## [PASSAGE]
☆ ☆ ☆

Statistical Analysis
Anatomical measurements were made to obtain raw data. All of the test data are expressed as mean ± standard deviation (x ± s) in centimetres. T-test was performed using the SPSS 17.0 statistical software package, with α = 0.05 and P < 0.05 considered statistically significant.
Results
Distance from the tip of the lateral malleolus to incision A (a), incision B (b), or the midpoint of the sural nerve and small saphenous vein (c). There was no significant difference between distances (a) and (c) (P > 0.05), but a significant difference was observed between (b) and (c) (P < 0.05) (Figure 5).
Length and width of ankle bone block exposed through incisions A and B. The average length of the ankle bone block exposed through incision A was greater than that exposed through incision B, but the difference was not significant (P > 0.05). The average width of the ankle bone block exposed through incision A was significantly lesser than that exposed through incision B (P < 0.05) (Figure 6).


Discussion
Ankle-related fracture, one of the most common intra- articular fractures that poses a high risk for young people, accounts for 14–44% of all ankle fractures [9]. The posterior malleolus, also known as the Volkmann nodule, forms the posterior lateral portion of the tibiotalar joint and is connected to the fibula by the posterior tibiofibular ligament [10, 11, 12]. Ankle fractures are often accompanied by internal and external malleolus fractures, which make the ankle joint unstable and prone to articular cartilage degeneration [13]. The incidence of traumatic arthritis of the ankle is significantly higher than the risk of ankle fractures and leads to poor functional foot recovery and prognosis [14]. The choice of the surgical approach used for ankle fractures is based on the following considerations: whether the lateral and lateral malleoli require open reduction at the same time; and internal fixation method [15, 16]. The condition of the soft tissue surrounding the proposed incision affects a surgeon’s ability to directly observe the fracture [17].

☆ ☆ ☆

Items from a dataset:
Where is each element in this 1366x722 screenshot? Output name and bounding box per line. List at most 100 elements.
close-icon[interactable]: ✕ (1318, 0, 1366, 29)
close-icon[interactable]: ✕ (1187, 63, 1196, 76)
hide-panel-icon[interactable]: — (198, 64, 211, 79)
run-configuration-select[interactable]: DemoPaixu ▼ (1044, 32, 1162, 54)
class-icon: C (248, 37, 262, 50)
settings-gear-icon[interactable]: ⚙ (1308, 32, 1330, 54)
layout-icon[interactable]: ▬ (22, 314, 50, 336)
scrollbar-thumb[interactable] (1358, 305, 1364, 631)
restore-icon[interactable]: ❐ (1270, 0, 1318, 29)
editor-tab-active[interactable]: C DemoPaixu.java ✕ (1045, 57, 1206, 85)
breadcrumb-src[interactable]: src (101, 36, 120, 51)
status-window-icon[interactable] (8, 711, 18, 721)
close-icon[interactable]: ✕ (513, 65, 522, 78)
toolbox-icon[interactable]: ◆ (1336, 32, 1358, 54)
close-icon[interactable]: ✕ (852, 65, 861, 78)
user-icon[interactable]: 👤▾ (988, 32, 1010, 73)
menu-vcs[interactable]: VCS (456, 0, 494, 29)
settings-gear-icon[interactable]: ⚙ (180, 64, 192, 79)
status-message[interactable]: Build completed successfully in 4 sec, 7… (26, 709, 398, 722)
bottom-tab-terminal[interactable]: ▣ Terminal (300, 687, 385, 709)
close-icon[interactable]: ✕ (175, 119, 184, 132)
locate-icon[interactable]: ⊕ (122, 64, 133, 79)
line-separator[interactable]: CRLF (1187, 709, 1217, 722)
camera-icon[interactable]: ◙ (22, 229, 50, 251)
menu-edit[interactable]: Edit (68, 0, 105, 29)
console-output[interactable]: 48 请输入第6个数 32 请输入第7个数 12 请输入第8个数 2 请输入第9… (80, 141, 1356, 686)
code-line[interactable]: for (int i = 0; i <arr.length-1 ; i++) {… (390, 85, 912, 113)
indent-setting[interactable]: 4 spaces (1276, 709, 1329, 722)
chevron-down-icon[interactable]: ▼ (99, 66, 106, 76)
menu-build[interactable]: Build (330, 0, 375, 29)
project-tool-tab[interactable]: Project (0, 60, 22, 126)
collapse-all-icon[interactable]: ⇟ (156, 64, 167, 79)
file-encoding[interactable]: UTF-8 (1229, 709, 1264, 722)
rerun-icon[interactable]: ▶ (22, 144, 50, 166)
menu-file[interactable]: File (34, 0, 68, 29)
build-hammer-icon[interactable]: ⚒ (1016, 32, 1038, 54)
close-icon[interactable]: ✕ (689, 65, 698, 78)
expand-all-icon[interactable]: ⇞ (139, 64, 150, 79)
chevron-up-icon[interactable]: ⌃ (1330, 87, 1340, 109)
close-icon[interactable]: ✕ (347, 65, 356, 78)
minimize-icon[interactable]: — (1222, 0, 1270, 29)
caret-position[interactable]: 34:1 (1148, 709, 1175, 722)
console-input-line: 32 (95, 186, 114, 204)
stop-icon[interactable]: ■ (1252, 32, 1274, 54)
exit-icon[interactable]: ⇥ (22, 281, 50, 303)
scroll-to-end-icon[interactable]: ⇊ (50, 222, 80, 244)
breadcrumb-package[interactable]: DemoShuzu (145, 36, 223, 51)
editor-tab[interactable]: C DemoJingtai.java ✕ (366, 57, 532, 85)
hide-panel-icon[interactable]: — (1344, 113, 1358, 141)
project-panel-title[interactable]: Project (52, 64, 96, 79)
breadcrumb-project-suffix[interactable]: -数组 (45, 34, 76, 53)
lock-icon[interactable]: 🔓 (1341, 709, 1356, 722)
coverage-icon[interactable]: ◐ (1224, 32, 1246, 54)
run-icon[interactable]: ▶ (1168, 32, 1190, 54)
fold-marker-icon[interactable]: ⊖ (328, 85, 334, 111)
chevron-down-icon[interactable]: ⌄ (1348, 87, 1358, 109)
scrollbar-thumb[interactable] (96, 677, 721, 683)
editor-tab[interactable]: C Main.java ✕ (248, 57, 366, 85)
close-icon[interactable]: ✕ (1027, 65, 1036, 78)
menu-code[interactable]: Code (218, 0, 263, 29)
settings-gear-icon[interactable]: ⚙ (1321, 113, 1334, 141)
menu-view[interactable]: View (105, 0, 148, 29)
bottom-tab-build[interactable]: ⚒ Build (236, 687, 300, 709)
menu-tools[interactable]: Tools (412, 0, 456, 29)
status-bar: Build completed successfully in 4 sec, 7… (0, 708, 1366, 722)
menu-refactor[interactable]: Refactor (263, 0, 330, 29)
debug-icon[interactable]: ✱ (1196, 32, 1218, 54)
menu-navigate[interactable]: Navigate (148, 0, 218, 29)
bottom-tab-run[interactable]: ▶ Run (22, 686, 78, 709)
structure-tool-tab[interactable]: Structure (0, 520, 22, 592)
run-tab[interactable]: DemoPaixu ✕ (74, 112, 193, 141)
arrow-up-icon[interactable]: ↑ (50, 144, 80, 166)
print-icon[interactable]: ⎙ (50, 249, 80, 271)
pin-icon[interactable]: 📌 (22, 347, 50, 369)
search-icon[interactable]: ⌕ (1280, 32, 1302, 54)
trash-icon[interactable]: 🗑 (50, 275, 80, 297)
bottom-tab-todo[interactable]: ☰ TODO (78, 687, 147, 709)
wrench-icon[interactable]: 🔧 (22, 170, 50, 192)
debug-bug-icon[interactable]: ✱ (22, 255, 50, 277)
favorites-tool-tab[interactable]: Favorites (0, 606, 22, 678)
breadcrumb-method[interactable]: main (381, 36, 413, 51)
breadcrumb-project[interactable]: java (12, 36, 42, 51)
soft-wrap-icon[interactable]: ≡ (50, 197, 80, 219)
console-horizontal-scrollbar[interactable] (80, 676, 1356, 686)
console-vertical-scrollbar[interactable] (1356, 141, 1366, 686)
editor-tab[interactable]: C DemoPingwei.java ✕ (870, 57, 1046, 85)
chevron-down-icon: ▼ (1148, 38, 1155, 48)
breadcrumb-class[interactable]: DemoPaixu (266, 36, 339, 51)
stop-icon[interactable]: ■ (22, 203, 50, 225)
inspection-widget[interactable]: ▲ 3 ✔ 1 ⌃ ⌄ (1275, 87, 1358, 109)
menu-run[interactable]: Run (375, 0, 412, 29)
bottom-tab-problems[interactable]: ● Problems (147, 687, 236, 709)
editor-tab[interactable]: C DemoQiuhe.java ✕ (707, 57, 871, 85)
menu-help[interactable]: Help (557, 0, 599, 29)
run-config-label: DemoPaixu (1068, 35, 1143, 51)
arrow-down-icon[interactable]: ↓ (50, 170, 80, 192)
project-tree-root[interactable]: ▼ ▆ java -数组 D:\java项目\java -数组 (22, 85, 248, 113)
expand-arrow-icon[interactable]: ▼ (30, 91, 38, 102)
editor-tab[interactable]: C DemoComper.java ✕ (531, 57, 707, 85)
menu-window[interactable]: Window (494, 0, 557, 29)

☆ ☆ ☆

## [ACTIVITY A]
In the ankle incision passage, which statistical software package was used to run the t-tests?
## [ACTIVITY B]
Carry on the ankle incision passage from its last sentence by writing the next part of its Discussion.

## [EXERCISE ANSWER A]
SPSS 17.0

## [EXERCISE ANSWER B]
Olerud, et al. [18] suggested that ankle fracture fixation should be performed in the order of posterior malleolus, lateral malleolus, and medial malleolus, primarily because of the clear and safe exposure of the posterior malleolus and convenience and feasibility of fixation using the posterolateral incision. Talbot, et al. [19] reported in detail on the surgical procedure used to manage PMF, i.e., make a longitudinal incision in the posterior margin of the fibula, retract the tendon of the fibula to the inside to expose the posterior malleolus in a fixed order of lateral and posterior malleoli, and then make a medial incision to fix the medial malleolus. The main advantage of this approach is that it enables the direct visualization of the fractured bone block to facilitate the treatment of the posterolateral ankle fractures and is more conducive to post-anatomical reduction. With the help of gravity reduction and use of steel plate fixation, ankle fractures consist of osteochondral fragments; thus, a talus cartilage injury or compression injury could be more easily managed using a posterolateral approach [20].
Combined with the relevant literature, this anatomical study found that incision A was relatively closer to the lateral malleolus than incision B, similar to the lateral ankle approach used in clinical work. This incision was also closer to the sural nerve and small saphenous vein, which increases the risk of intraoperative injury [21]. Incision B was similar to the Achilles tendon lateral incision, which was positioned away from the vessels and nerves [22]. A comparison of the length and width of the posterior malleolus exposed through the two incisions revealed no significant differences in length, suggesting that the results may relate to the length of the incision. Since incision B was next to the posterior median line and resulted in greater exposure, the width of the exposed posterior malleolus was greater in this case than in case of incision A. Thus, the use of incision B could aid in fracture reduction and in ensuring upright positioning of hollow compression screws.